* _DATA PROVIDED_:

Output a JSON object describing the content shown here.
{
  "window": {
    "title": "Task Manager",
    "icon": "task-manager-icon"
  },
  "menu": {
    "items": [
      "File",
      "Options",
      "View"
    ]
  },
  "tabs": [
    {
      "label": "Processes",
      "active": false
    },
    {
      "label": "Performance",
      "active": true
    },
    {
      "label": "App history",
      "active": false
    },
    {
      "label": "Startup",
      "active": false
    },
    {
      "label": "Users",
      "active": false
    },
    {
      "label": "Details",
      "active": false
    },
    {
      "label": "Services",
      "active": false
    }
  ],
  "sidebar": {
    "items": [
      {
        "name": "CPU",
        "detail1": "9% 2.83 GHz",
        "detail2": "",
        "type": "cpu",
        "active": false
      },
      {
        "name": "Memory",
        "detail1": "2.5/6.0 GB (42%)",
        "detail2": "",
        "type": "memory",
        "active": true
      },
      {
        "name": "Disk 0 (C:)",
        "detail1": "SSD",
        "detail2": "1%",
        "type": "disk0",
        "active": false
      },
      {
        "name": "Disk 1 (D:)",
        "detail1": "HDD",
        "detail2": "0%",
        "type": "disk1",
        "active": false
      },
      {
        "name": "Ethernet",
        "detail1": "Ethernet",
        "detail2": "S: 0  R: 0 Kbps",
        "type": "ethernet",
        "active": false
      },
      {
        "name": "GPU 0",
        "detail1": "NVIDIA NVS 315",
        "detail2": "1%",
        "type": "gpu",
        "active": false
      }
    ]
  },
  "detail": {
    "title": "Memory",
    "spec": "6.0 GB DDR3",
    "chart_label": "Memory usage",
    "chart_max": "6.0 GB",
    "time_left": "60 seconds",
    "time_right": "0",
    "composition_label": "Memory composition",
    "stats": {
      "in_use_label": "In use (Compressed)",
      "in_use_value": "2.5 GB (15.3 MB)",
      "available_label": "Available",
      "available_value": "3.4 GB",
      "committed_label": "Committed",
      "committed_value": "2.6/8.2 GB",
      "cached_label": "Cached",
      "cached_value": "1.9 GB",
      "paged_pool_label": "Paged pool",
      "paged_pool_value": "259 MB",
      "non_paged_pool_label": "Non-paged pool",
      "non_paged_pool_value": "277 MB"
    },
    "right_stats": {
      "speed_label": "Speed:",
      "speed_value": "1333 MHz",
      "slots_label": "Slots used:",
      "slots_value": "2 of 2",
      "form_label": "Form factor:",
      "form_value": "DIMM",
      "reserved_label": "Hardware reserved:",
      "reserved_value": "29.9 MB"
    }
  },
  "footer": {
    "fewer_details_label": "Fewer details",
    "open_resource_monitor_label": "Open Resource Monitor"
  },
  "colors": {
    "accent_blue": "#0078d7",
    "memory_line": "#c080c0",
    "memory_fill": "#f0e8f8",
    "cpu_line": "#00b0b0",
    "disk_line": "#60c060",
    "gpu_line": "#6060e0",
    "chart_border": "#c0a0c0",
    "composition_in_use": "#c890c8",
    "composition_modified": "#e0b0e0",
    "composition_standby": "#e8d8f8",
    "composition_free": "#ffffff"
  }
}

* _SET PROBLEM_:
Write out all of the records above exactly as they appear.

* _RESPONSE TO THIS EXERCISE_:
Output a JSON object describing the content shown here.
{
  "window": {
    "title": "Task Manager",
    "icon": "task-manager-icon"
  },
  "menu": {
    "items": [
      "File",
      "Options",
      "View"
    ]
  },
  "tabs": [
    {
      "label": "Processes",
      "active": false
    },
    {
      "label": "Performance",
      "active": true
    },
    {
      "label": "App history",
      "active": false
    },
    {
      "label": "Startup",
      "active": false
    },
    {
      "label": "Users",
      "active": false
    },
    {
      "label": "Details",
      "active": false
    },
    {
      "label": "Services",
      "active": false
    }
  ],
  "sidebar": {
    "items": [
      {
        "name": "CPU",
        "detail1": "9% 2.83 GHz",
        "detail2": "",
        "type": "cpu",
        "active": false
      },
      {
        "name": "Memory",
        "detail1": "2.5/6.0 GB (42%)",
        "detail2": "",
        "type": "memory",
        "active": true
      },
      {
        "name": "Disk 0 (C:)",
        "detail1": "SSD",
        "detail2": "1%",
        "type": "disk0",
        "active": false
      },
      {
        "name": "Disk 1 (D:)",
        "detail1": "HDD",
        "detail2": "0%",
        "type": "disk1",
        "active": false
      },
      {
        "name": "Ethernet",
        "detail1": "Ethernet",
        "detail2": "S: 0  R: 0 Kbps",
        "type": "ethernet",
        "active": false
      },
      {
        "name": "GPU 0",
        "detail1": "NVIDIA NVS 315",
        "detail2": "1%",
        "type": "gpu",
        "active": false
      }
    ]
  },
  "detail": {
    "title": "Memory",
    "spec": "6.0 GB DDR3",
    "chart_label": "Memory usage",
    "chart_max": "6.0 GB",
    "time_left": "60 seconds",
    "time_right": "0",
    "composition_label": "Memory composition",
    "stats": {
      "in_use_label": "In use (Compressed)",
      "in_use_value": "2.5 GB (15.3 MB)",
      "available_label": "Available",
      "available_value": "3.4 GB",
      "committed_label": "Committed",
      "committed_value": "2.6/8.2 GB",
      "cached_label": "Cached",
      "cached_value": "1.9 GB",
      "paged_pool_label": "Paged pool",
      "paged_pool_value": "259 MB",
      "non_paged_pool_label": "Non-paged pool",
      "non_paged_pool_value": "277 MB"
    },
    "right_stats": {
      "speed_label": "Speed:",
      "speed_value": "1333 MHz",
      "slots_label": "Slots used:",
      "slots_value": "2 of 2",
      "form_label": "Form factor:",
      "form_value": "DIMM",
      "reserved_label": "Hardware reserved:",
      "reserved_value": "29.9 MB"
    }
  },
  "footer": {
    "fewer_details_label": "Fewer details",
    "open_resource_monitor_label": "Open Resource Monitor"
  },
  "colors": {
    "accent_blue": "#0078d7",
    "memory_line": "#c080c0",
    "memory_fill": "#f0e8f8",
    "cpu_line": "#00b0b0",
    "disk_line": "#60c060",
    "gpu_line": "#6060e0",
    "chart_border": "#c0a0c0",
    "composition_in_use": "#c890c8",
    "composition_modified": "#e0b0e0",
    "composition_standby": "#e8d8f8",
    "composition_free": "#ffffff"
  }
}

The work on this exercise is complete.